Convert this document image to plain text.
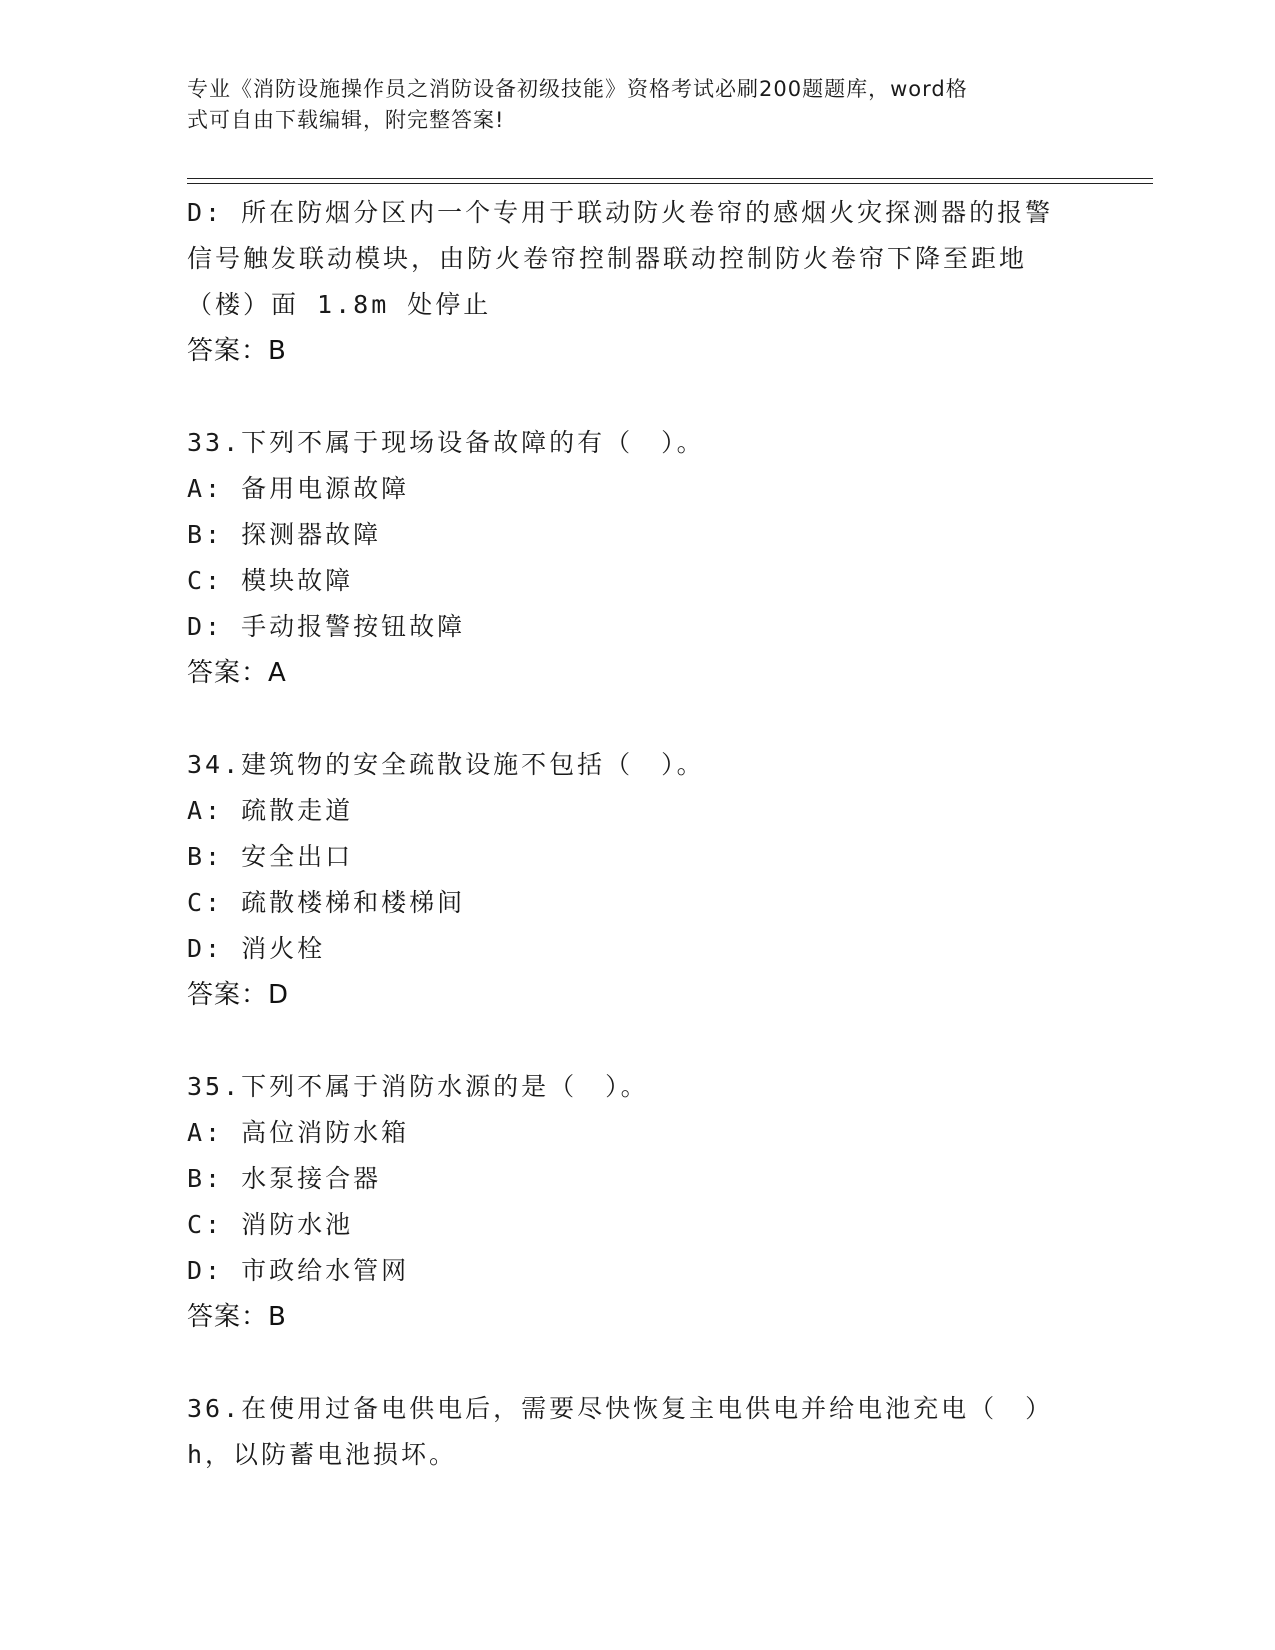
专业《消防设施操作员之消防设备初级技能》资格考试必刷200题题库，word格
式可自由下载编辑，附完整答案!
D: 所在防烟分区内一个专用于联动防火卷帘的感烟火灾探测器的报警
信号触发联动模块，由防火卷帘控制器联动控制防火卷帘下降至距地
（楼）面 1.8m 处停止
答案：B
33.下列不属于现场设备故障的有（　）。
A: 备用电源故障
B: 探测器故障
C: 模块故障
D: 手动报警按钮故障
答案：A
34.建筑物的安全疏散设施不包括（　）。
A: 疏散走道
B: 安全出口
C: 疏散楼梯和楼梯间
D: 消火栓
答案：D
35.下列不属于消防水源的是（　）。
A: 高位消防水箱
B: 水泵接合器
C: 消防水池
D: 市政给水管网
答案：B
36.在使用过备电供电后，需要尽快恢复主电供电并给电池充电（　）
h，以防蓄电池损坏。
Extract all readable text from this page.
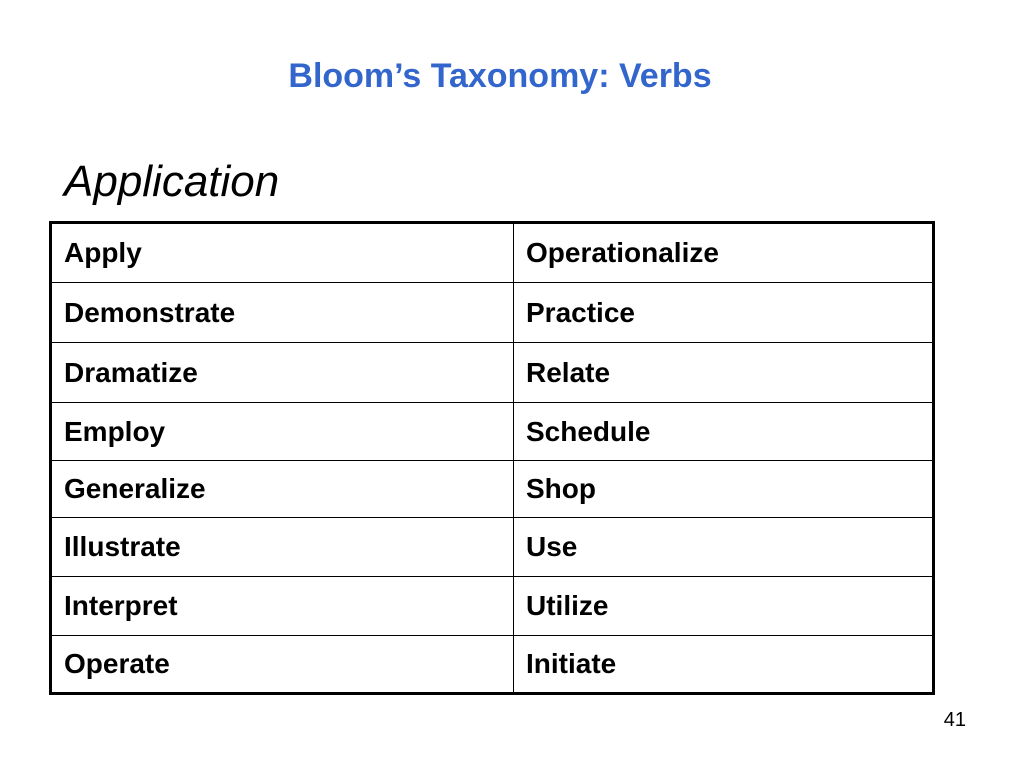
Bloom’s Taxonomy: Verbs
Application
Apply	Operationalize
Demonstrate	Practice
Dramatize	Relate
Employ	Schedule
Generalize	Shop
Illustrate	Use
Interpret	Utilize
Operate	Initiate
41
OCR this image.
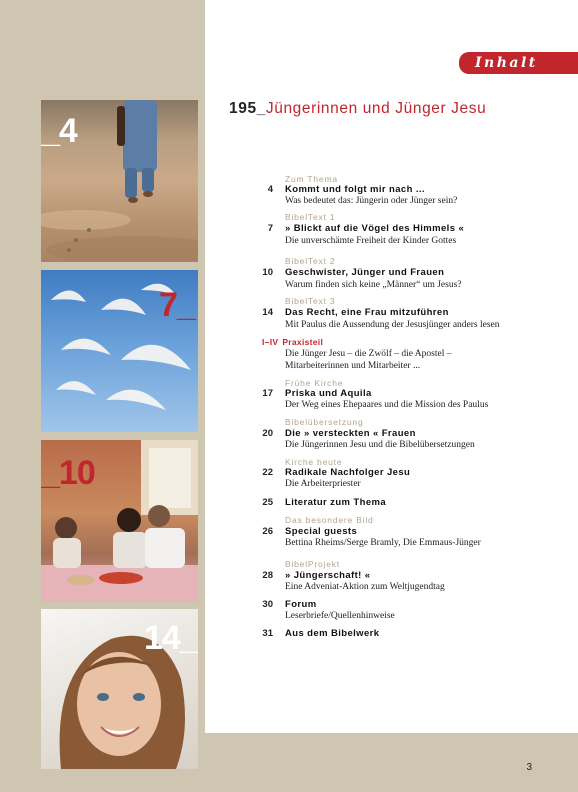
Inhalt
195_Jüngerinnen und Jünger Jesu
_4
7_
_10
14_
Zum Thema
4 Kommt und folgt mir nach ...
Was bedeutet das: Jüngerin oder Jünger sein?
BibelText 1
7 » Blickt auf die Vögel des Himmels «
Die unverschämte Freiheit der Kinder Gottes
BibelText 2
10 Geschwister, Jünger und Frauen
Warum finden sich keine „Männer“ um Jesus?
BibelText 3
14 Das Recht, eine Frau mitzuführen
Mit Paulus die Aussendung der Jesusjünger anders lesen
I–IV Praxisteil
Die Jünger Jesu – die Zwölf – die Apostel –
Mitarbeiterinnen und Mitarbeiter ...
Frühe Kirche
17 Priska und Aquila
Der Weg eines Ehepaares und die Mission des Paulus
Bibelübersetzung
20 Die » versteckten « Frauen
Die Jüngerinnen Jesu und die Bibelübersetzungen
Kirche heute
22 Radikale Nachfolger Jesu
Die Arbeiterpriester
25 Literatur zum Thema
Das besondere Bild
26 Special guests
Bettina Rheims/Serge Bramly, Die Emmaus-Jünger
BibelProjekt
28 » Jüngerschaft! «
Eine Adveniat-Aktion zum Weltjugendtag
30 Forum
Leserbriefe/Quellenhinweise
31 Aus dem Bibelwerk
3
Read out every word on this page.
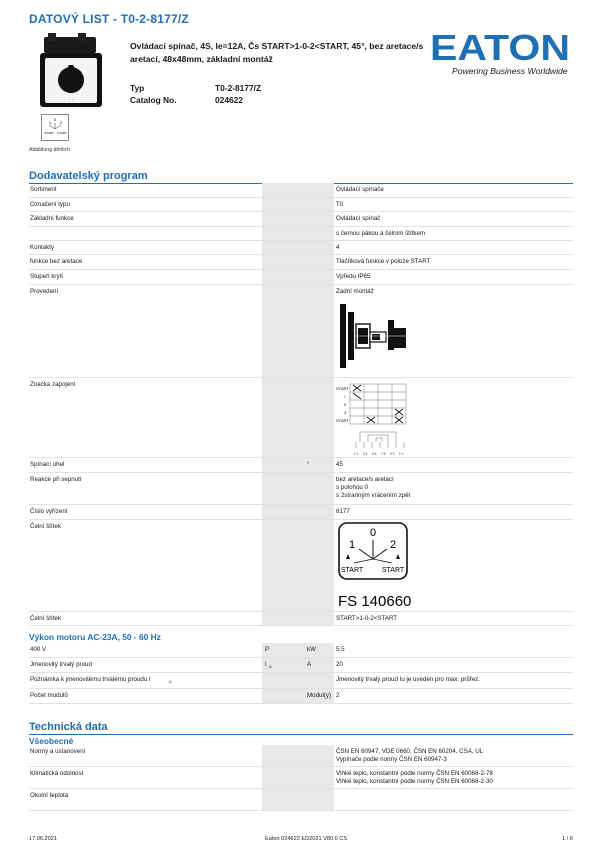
DATOVÝ LIST - T0-2-8177/Z
· ·
Ovládací spínač, 4S, Ie=12A, Čs START>1-0-2<START, 45°, bez aretace/s aretací, 48x48mm, základní montáž
Typ	T0-2-8177/Z
Catalog No.	024622
EATON
Powering Business Worldwide
0
1 2
START START
Abbildung ähnlich
Dodavatelský program
Sortiment	Ovládací spínače
Označení typu	T0
Základní funkce	Ovládací spínač
s černou pákou a čelním štítkem
Kontakty	4
funkce bez aretace	Tlačítková funkce v poloze START
Stupeň krytí	Vpředu IP65
Provedení	Zadní montáž
Značka zapojení
Spínací úhel	°	45
Reakce při sepnutí	bez aretace/s aretací
s polohou 0
s 2stranným vrácením zpět
Číslo vyřízení	8177
Čelní štítek
Čelní štítek	START>1-0-2<START
START
/
0
1
START
1 2 3 4 5 6 7 8 9 0 1 2
0
1	2
START	START
FS 140660
Výkon motoru AC-23A, 50 - 60 Hz
400 V	P	kW	5.5
Jmenovitý trvalý proud	I u	A	20
Poznámka k jmenovitému trvalému proudu I	u	Jmenovitý trvalý proud Iu je uveden pro max. průřez.
Počet modulů	Modul(y) 2
Technická data
Všeobecné
Normy a ustanovení	ČSN EN 60947, VDE 0660, ČSN EN 60204, CSA, UL
Vypínače podle normy ČSN EN 60947-3
Klimatická odolnost	Vlhké teplo, konstantní podle normy ČSN EN 60068-2-78
Vlhké teplo, konstantní podle normy ČSN EN 60068-2-30
Okolní teplota
17.06.2021	Eaton 024622 ED2021 V80.0 CS	1 / 6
------
TASK DETAILS
Reproduce every line exactly and omit all pictures.

RESPONSE
Convert this document image to plain text.
专业《消防设施操作员之消防设备初级技能》资格考试必刷200题题库，word格
式可自由下载编辑，附完整答案!
D: 所在防烟分区内一个专用于联动防火卷帘的感烟火灾探测器的报警
信号触发联动模块，由防火卷帘控制器联动控制防火卷帘下降至距地
（楼）面 1.8m 处停止
答案：B
33.下列不属于现场设备故障的有（　）。
A: 备用电源故障
B: 探测器故障
C: 模块故障
D: 手动报警按钮故障
答案：A
34.建筑物的安全疏散设施不包括（　）。
A: 疏散走道
B: 安全出口
C: 疏散楼梯和楼梯间
D: 消火栓
答案：D
35.下列不属于消防水源的是（　）。
A: 高位消防水箱
B: 水泵接合器
C: 消防水池
D: 市政给水管网
答案：B
36.在使用过备电供电后，需要尽快恢复主电供电并给电池充电（　）
h，以防蓄电池损坏。
Extract all readable text from this page.
Bloom’s Taxonomy: Verbs
Application
Apply	Operationalize
Demonstrate	Practice
Dramatize	Relate
Employ	Schedule
Generalize	Shop
Illustrate	Use
Interpret	Utilize
Operate	Initiate
41
OCR this image.
Inhalt
195_Jüngerinnen und Jünger Jesu
_4
7_
_10
14_
Zum Thema
4 Kommt und folgt mir nach ...
Was bedeutet das: Jüngerin oder Jünger sein?
BibelText 1
7 » Blickt auf die Vögel des Himmels «
Die unverschämte Freiheit der Kinder Gottes
BibelText 2
10 Geschwister, Jünger und Frauen
Warum finden sich keine „Männer“ um Jesus?
BibelText 3
14 Das Recht, eine Frau mitzuführen
Mit Paulus die Aussendung der Jesusjünger anders lesen
I–IV Praxisteil
Die Jünger Jesu – die Zwölf – die Apostel –
Mitarbeiterinnen und Mitarbeiter ...
Frühe Kirche
17 Priska und Aquila
Der Weg eines Ehepaares und die Mission des Paulus
Bibelübersetzung
20 Die » versteckten « Frauen
Die Jüngerinnen Jesu und die Bibelübersetzungen
Kirche heute
22 Radikale Nachfolger Jesu
Die Arbeiterpriester
25 Literatur zum Thema
Das besondere Bild
26 Special guests
Bettina Rheims/Serge Bramly, Die Emmaus-Jünger
BibelProjekt
28 » Jüngerschaft! «
Eine Adveniat-Aktion zum Weltjugendtag
30 Forum
Leserbriefe/Quellenhinweise
31 Aus dem Bibelwerk
3
Read out every word on this page.
DATOVÝ LIST - T0-2-8177/Z
· ·
Ovládací spínač, 4S, Ie=12A, Čs START>1-0-2<START, 45°, bez aretace/s aretací, 48x48mm, základní montáž
Typ	T0-2-8177/Z
Catalog No.	024622
EATON
Powering Business Worldwide
0
1 2
START START
Abbildung ähnlich
Dodavatelský program
Sortiment	Ovládací spínače
Označení typu	T0
Základní funkce	Ovládací spínač
s černou pákou a čelním štítkem
Kontakty	4
funkce bez aretace	Tlačítková funkce v poloze START
Stupeň krytí	Vpředu IP65
Provedení	Zadní montáž
Značka zapojení
Spínací úhel	°	45
Reakce při sepnutí	bez aretace/s aretací
s polohou 0
s 2stranným vrácením zpět
Číslo vyřízení	8177
Čelní štítek
Čelní štítek	START>1-0-2<START
START
/
0
1
START
1 2 3 4 5 6 7 8 9 0 1 2
0
1	2
START	START
FS 140660
Výkon motoru AC-23A, 50 - 60 Hz
400 V	P	kW	5.5
Jmenovitý trvalý proud	I u	A	20
Poznámka k jmenovitému trvalému proudu I	u	Jmenovitý trvalý proud Iu je uveden pro max. průřez.
Počet modulů	Modul(y) 2
Technická data
Všeobecné
Normy a ustanovení	ČSN EN 60947, VDE 0660, ČSN EN 60204, CSA, UL
Vypínače podle normy ČSN EN 60947-3
Klimatická odolnost	Vlhké teplo, konstantní podle normy ČSN EN 60068-2-78
Vlhké teplo, konstantní podle normy ČSN EN 60068-2-30
Okolní teplota
17.06.2021	Eaton 024622 ED2021 V80.0 CS	1 / 6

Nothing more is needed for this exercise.